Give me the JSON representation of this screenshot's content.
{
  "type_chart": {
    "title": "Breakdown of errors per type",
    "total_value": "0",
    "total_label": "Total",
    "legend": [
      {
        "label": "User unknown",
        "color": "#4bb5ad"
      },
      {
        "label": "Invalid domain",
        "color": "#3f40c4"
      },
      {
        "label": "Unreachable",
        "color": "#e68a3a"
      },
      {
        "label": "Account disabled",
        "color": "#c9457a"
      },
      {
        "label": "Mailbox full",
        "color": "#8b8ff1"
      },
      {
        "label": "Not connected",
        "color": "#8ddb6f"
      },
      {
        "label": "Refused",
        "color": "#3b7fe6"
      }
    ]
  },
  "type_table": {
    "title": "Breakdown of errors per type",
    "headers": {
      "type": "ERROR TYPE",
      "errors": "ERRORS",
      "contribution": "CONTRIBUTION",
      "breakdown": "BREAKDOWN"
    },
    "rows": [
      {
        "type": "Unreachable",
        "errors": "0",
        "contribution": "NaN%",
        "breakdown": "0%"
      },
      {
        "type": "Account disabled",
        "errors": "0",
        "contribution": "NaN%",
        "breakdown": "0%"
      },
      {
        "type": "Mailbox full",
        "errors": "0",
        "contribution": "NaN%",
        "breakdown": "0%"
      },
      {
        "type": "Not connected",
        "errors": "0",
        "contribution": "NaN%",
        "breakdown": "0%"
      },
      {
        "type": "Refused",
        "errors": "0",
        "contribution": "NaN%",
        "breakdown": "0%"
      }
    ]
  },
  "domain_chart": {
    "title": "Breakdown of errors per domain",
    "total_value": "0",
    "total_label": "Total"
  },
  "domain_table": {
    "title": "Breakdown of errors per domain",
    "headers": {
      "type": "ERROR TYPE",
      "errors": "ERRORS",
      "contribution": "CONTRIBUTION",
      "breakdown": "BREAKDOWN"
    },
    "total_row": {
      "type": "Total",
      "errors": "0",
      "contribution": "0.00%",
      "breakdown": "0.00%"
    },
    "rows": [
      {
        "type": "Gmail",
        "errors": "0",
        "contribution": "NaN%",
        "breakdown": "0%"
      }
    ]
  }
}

◆ Job ◆
Output the lines above verbatim and in full.

◆ Result below ◆
Give me the JSON representation of this screenshot's content.
{
  "type_chart": {
    "title": "Breakdown of errors per type",
    "total_value": "0",
    "total_label": "Total",
    "legend": [
      {
        "label": "User unknown",
        "color": "#4bb5ad"
      },
      {
        "label": "Invalid domain",
        "color": "#3f40c4"
      },
      {
        "label": "Unreachable",
        "color": "#e68a3a"
      },
      {
        "label": "Account disabled",
        "color": "#c9457a"
      },
      {
        "label": "Mailbox full",
        "color": "#8b8ff1"
      },
      {
        "label": "Not connected",
        "color": "#8ddb6f"
      },
      {
        "label": "Refused",
        "color": "#3b7fe6"
      }
    ]
  },
  "type_table": {
    "title": "Breakdown of errors per type",
    "headers": {
      "type": "ERROR TYPE",
      "errors": "ERRORS",
      "contribution": "CONTRIBUTION",
      "breakdown": "BREAKDOWN"
    },
    "rows": [
      {
        "type": "Unreachable",
        "errors": "0",
        "contribution": "NaN%",
        "breakdown": "0%"
      },
      {
        "type": "Account disabled",
        "errors": "0",
        "contribution": "NaN%",
        "breakdown": "0%"
      },
      {
        "type": "Mailbox full",
        "errors": "0",
        "contribution": "NaN%",
        "breakdown": "0%"
      },
      {
        "type": "Not connected",
        "errors": "0",
        "contribution": "NaN%",
        "breakdown": "0%"
      },
      {
        "type": "Refused",
        "errors": "0",
        "contribution": "NaN%",
        "breakdown": "0%"
      }
    ]
  },
  "domain_chart": {
    "title": "Breakdown of errors per domain",
    "total_value": "0",
    "total_label": "Total"
  },
  "domain_table": {
    "title": "Breakdown of errors per domain",
    "headers": {
      "type": "ERROR TYPE",
      "errors": "ERRORS",
      "contribution": "CONTRIBUTION",
      "breakdown": "BREAKDOWN"
    },
    "total_row": {
      "type": "Total",
      "errors": "0",
      "contribution": "0.00%",
      "breakdown": "0.00%"
    },
    "rows": [
      {
        "type": "Gmail",
        "errors": "0",
        "contribution": "NaN%",
        "breakdown": "0%"
      }
    ]
  }
}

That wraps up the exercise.